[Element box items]
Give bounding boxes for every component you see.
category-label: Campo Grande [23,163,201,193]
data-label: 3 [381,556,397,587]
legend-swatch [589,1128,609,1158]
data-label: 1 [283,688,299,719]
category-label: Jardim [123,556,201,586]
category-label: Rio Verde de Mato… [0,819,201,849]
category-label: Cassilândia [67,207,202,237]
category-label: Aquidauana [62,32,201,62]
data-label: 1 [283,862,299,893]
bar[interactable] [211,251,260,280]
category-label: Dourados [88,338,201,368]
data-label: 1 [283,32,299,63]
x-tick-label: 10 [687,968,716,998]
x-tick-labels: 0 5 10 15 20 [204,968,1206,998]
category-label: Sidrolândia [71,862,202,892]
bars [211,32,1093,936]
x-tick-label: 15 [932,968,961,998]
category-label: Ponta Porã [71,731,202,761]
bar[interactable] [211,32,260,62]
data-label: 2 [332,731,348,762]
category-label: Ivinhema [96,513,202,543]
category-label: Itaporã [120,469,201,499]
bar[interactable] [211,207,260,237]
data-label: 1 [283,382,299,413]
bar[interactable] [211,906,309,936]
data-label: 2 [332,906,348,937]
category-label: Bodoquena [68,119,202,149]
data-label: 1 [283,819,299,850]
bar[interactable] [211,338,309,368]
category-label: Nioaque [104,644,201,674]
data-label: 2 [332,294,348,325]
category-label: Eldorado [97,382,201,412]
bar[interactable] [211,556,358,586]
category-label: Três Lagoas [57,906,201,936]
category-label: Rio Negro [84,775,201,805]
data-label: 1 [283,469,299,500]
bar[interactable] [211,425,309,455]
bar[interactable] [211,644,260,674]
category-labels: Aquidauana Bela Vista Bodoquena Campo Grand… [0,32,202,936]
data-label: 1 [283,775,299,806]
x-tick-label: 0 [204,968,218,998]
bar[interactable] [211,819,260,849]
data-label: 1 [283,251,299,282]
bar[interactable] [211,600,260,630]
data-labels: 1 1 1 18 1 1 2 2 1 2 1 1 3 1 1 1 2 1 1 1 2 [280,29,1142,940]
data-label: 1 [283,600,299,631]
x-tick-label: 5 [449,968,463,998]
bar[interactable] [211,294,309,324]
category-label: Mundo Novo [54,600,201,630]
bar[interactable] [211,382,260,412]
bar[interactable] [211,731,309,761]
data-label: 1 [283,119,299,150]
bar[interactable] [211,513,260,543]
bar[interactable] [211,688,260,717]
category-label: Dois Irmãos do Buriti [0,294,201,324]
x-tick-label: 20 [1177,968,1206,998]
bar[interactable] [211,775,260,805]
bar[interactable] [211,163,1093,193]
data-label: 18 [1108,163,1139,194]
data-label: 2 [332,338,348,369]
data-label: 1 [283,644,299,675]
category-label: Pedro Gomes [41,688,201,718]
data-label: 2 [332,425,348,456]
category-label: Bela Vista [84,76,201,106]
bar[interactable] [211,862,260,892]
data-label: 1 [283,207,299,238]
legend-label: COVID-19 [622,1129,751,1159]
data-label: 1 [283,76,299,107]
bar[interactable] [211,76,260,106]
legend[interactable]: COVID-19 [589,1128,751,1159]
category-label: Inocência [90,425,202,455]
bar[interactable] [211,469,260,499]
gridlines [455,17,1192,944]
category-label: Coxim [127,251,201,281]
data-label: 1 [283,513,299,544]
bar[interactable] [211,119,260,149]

EXERCISE REQUIREMENTS:
Reproduce the items word for word, from the very first line down through the line that contains "x-tick-label: 10 [687,968,716,998]", including both of those lines.

EXERCISE SOLUTION:
Give bounding boxes for every component you see.
category-label: Campo Grande [23,163,201,193]
data-label: 3 [381,556,397,587]
legend-swatch [589,1128,609,1158]
data-label: 1 [283,688,299,719]
category-label: Jardim [123,556,201,586]
category-label: Rio Verde de Mato… [0,819,201,849]
category-label: Cassilândia [67,207,202,237]
category-label: Aquidauana [62,32,201,62]
data-label: 1 [283,862,299,893]
bar[interactable] [211,251,260,280]
category-label: Dourados [88,338,201,368]
data-label: 1 [283,32,299,63]
x-tick-label: 10 [687,968,716,998]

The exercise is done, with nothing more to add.